Figure collection entries
==================================================

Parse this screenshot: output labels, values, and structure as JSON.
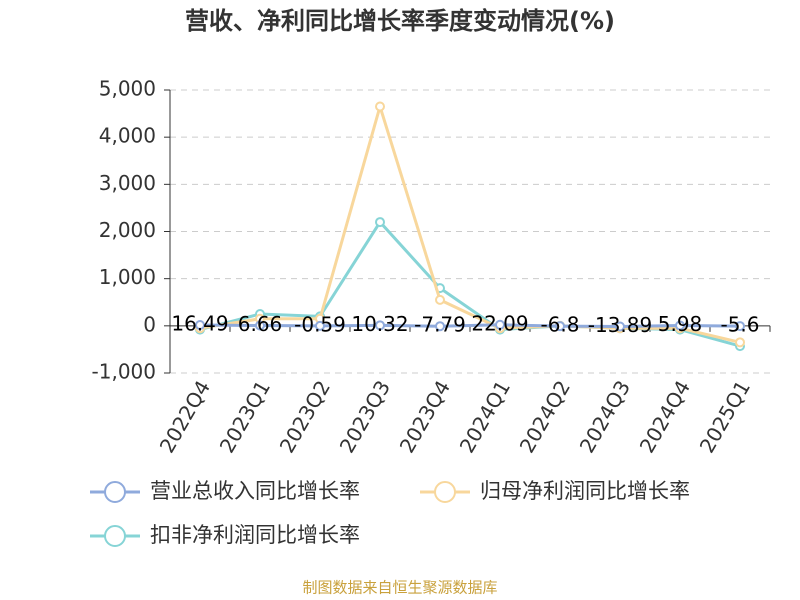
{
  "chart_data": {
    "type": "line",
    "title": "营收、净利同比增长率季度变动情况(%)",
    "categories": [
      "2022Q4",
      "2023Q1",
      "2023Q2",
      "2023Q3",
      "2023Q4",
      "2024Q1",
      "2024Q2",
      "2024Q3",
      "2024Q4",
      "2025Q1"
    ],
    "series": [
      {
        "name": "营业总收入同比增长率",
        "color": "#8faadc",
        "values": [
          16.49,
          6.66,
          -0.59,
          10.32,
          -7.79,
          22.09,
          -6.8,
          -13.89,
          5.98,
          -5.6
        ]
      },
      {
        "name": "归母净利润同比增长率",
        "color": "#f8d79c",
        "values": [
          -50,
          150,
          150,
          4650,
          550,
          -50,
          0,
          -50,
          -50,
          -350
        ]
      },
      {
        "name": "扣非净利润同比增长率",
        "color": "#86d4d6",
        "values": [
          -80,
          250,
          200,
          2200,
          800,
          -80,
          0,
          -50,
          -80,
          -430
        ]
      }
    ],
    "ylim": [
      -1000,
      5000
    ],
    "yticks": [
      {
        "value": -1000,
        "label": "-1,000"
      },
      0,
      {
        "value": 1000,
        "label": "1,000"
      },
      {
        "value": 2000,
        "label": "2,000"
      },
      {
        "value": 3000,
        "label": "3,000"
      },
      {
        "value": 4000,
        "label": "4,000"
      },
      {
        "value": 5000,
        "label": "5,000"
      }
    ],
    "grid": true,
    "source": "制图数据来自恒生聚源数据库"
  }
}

==================================================

• AIM: Show the lines from the data above that contain the string "color".

• CORRECT ANSWER:
        "color": "#8faadc",
        "color": "#f8d79c",
        "color": "#86d4d6",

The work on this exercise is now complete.